Esercizi –
A. Modifica il tratto del brano scelto che va da "Per una vita, e" fino a "tutto il centrodestra." e riportalo con "Silvio Berlusconi" al posto di "Berlusconi".
B. Per ciascuna affermazione indica se concorda con il brano scelto: (i) Casini ottenne la presidenza della Camera; (ii) Fini e Casini ebbero il sostegno di giornali e potentati; (iii) Fini attese il proprio turno per guidare il centrodestra. Rispondi sì o no e cita le parole del brano che lo stabiliscono.

Brano scelto –
------------------------
Per una vita, e per una repubblica, Fini e Casini soffrirono il ruolo di paggetti a fianco a Berlusconi. Non sopportavano di essere secondi e terzi, inchiodati dalle loro personalità e dalla consistenza dei loro partiti. Subirono l’Ego straripante di Berlusconi, loro che avevano pensato – come il gatto e la volpe – d’intortarlo, lui ricco ma sprovveduto di politica. Poi Casini, dopo aver remato contro per un po’, si ammutinò e si mise in proprio. Fini restò ancora accucciato, ma poi avuto l’osso, la presidenza della Camera, cominciò ad abbaiare. E anziché aspettare il suo turno, che sarebbe venuto proprio adesso, di guidare il centrodestra, sbroccò e fece sbroccare pure il Cav. Fini e Casini godettero del tifo di giornali e potentati, ma non cavarono un ragno dal buco, al più trascinarono nel gorgo della dissoluzione tutto il centrodestra.
------------------------
Righe del dataset –
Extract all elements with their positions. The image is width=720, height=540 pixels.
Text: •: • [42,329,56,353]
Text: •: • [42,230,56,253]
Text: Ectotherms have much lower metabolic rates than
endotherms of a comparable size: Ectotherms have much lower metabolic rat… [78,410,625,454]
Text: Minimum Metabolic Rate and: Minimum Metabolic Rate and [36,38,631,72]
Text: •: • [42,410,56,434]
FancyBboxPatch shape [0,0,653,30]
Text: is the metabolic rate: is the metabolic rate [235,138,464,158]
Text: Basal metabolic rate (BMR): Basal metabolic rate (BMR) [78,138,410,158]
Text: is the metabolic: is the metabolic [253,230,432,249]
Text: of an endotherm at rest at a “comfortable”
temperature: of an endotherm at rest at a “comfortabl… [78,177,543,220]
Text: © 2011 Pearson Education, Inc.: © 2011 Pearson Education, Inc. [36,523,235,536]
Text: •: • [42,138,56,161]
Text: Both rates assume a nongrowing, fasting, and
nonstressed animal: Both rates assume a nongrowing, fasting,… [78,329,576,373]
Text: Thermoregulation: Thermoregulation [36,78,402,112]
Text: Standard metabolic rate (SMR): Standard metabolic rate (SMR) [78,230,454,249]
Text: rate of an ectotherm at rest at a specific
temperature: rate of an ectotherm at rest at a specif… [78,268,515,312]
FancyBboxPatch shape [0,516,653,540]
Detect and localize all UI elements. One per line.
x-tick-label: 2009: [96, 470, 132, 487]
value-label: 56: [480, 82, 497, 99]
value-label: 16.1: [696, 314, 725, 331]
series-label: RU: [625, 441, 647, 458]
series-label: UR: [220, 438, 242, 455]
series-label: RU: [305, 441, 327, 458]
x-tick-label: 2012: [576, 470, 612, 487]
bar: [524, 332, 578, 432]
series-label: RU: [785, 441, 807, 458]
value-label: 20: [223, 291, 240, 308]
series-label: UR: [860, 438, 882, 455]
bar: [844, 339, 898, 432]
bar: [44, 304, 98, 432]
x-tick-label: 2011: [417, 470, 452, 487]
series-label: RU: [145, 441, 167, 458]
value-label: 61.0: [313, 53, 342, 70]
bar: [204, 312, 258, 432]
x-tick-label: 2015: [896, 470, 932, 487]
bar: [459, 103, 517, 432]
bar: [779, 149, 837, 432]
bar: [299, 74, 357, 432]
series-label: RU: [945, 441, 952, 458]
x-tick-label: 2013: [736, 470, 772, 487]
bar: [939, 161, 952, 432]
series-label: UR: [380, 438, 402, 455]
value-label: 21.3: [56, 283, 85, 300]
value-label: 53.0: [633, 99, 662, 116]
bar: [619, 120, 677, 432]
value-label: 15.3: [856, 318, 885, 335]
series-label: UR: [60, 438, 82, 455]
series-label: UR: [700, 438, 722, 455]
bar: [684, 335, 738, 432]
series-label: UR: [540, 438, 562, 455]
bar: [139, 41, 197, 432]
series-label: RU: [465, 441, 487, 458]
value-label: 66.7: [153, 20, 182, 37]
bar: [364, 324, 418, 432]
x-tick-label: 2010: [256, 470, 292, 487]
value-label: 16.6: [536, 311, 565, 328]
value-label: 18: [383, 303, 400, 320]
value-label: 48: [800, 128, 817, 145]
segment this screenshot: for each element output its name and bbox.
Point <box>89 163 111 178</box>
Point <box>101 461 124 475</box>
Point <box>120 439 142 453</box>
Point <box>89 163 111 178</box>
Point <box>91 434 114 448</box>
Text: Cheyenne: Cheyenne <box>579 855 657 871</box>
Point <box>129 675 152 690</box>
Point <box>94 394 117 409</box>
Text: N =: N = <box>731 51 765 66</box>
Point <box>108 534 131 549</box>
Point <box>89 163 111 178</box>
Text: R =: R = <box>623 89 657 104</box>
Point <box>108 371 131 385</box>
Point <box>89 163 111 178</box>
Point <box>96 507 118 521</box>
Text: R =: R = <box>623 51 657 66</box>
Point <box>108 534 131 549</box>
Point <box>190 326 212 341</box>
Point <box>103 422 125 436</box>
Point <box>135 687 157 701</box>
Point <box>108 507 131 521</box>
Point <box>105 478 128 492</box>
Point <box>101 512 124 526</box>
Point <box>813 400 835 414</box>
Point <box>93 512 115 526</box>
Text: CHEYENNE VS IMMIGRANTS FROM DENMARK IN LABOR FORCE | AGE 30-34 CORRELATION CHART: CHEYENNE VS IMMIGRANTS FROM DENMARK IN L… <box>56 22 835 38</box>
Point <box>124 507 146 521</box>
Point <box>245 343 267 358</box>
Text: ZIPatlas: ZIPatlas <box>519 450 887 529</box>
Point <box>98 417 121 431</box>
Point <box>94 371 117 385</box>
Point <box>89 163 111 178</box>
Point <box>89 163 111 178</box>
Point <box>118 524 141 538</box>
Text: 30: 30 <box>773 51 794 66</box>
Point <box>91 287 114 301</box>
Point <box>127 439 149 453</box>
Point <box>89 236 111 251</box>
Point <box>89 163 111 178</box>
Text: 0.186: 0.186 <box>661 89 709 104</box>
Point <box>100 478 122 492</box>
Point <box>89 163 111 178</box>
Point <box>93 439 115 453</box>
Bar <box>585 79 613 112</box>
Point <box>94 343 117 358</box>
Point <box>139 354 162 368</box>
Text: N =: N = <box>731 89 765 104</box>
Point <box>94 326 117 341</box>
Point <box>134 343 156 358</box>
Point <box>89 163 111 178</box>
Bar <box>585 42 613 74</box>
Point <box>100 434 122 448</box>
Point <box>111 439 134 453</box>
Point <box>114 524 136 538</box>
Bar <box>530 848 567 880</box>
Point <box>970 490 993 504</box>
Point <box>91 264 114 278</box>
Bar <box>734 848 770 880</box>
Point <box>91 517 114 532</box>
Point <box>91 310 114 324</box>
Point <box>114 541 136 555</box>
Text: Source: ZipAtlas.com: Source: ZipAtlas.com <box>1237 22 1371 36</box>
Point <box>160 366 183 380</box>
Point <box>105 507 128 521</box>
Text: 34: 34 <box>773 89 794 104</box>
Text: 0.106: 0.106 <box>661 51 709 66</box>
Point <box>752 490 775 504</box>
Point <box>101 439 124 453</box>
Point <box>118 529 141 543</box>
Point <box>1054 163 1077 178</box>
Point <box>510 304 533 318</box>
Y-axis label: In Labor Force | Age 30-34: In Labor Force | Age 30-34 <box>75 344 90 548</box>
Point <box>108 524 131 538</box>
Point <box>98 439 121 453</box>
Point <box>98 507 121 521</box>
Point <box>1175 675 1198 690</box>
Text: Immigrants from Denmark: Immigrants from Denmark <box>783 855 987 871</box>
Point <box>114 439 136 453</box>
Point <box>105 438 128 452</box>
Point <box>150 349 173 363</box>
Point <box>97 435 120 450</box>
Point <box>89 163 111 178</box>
------------------------
Soluzioni –
A.
Per una vita, e per una repubblica, Fini e Casini soffrirono il ruolo di paggetti a fianco a Silvio Berlusconi. Non sopportavano di essere secondi e terzi, inchiodati dalle loro personalità e dalla consistenza dei loro partiti. Subirono l’Ego straripante di Silvio Berlusconi, loro che avevano pensato – come il gatto e la volpe – d’intortarlo, lui ricco ma sprovveduto di politica. Poi Casini, dopo aver remato contro per un po’, si ammutinò e si mise in proprio. Fini restò ancora accucciato, ma poi avuto l’osso, la presidenza della Camera, cominciò ad abbaiare. E anziché aspettare il suo turno, che sarebbe venuto proprio adesso, di guidare il centrodestra, sbroccò e fece sbroccare pure il Cav. Fini e Casini godettero del tifo di giornali e potentati, ma non cavarono un ragno dal buco, al più trascinarono nel gorgo della dissoluzione tutto il centrodestra.

B.
(i) No: "Fini restò ancora accucciato, ma poi avuto l’osso, la presidenza della Camera, cominciò ad abbaiare."
(ii) Sì: "Fini e Casini godettero del tifo di giornali e potentati"
(iii) No: "E anziché aspettare il suo turno, che sarebbe venuto proprio adesso, di guidare il centrodestra, sbroccò e fece sbroccare pure il Cav."